Stored data:
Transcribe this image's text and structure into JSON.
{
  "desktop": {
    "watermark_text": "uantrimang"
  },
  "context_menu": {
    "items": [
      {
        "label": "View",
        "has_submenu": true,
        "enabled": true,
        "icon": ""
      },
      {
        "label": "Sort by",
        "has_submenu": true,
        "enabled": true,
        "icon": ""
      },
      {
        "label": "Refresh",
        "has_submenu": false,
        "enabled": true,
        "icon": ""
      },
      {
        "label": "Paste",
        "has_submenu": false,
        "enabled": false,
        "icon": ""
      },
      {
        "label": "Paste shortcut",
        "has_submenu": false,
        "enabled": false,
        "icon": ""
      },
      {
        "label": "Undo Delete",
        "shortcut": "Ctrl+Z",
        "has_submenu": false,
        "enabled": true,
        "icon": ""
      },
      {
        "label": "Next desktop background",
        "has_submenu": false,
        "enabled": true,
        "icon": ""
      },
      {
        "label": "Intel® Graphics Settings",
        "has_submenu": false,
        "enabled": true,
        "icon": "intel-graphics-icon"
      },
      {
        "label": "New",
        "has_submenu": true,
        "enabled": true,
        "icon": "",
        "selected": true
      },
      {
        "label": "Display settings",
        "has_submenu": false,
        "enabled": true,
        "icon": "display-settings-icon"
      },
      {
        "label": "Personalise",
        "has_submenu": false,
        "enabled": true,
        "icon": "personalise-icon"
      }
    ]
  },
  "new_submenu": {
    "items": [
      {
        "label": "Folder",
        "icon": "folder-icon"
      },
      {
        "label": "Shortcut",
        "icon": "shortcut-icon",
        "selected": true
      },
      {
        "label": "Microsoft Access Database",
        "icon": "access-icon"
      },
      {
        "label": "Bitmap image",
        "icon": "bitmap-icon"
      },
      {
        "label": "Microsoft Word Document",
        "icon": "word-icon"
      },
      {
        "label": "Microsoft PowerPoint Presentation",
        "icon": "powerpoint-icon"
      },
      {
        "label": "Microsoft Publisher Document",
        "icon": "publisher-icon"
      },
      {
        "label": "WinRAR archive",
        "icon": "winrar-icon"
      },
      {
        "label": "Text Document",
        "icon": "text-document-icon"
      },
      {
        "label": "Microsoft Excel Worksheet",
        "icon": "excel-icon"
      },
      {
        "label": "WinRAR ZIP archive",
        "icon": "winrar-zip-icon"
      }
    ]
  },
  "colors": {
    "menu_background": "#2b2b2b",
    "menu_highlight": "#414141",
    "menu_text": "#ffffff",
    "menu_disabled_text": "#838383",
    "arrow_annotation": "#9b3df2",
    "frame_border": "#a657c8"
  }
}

- **REQUEST**
From the entries above, select each line containing the string "Microsoft".

- **RESPONSE TO THIS TASK**
        "label": "Microsoft Access Database",
        "label": "Microsoft Word Document",
        "label": "Microsoft PowerPoint Presentation",
        "label": "Microsoft Publisher Document",
        "label": "Microsoft Excel Worksheet",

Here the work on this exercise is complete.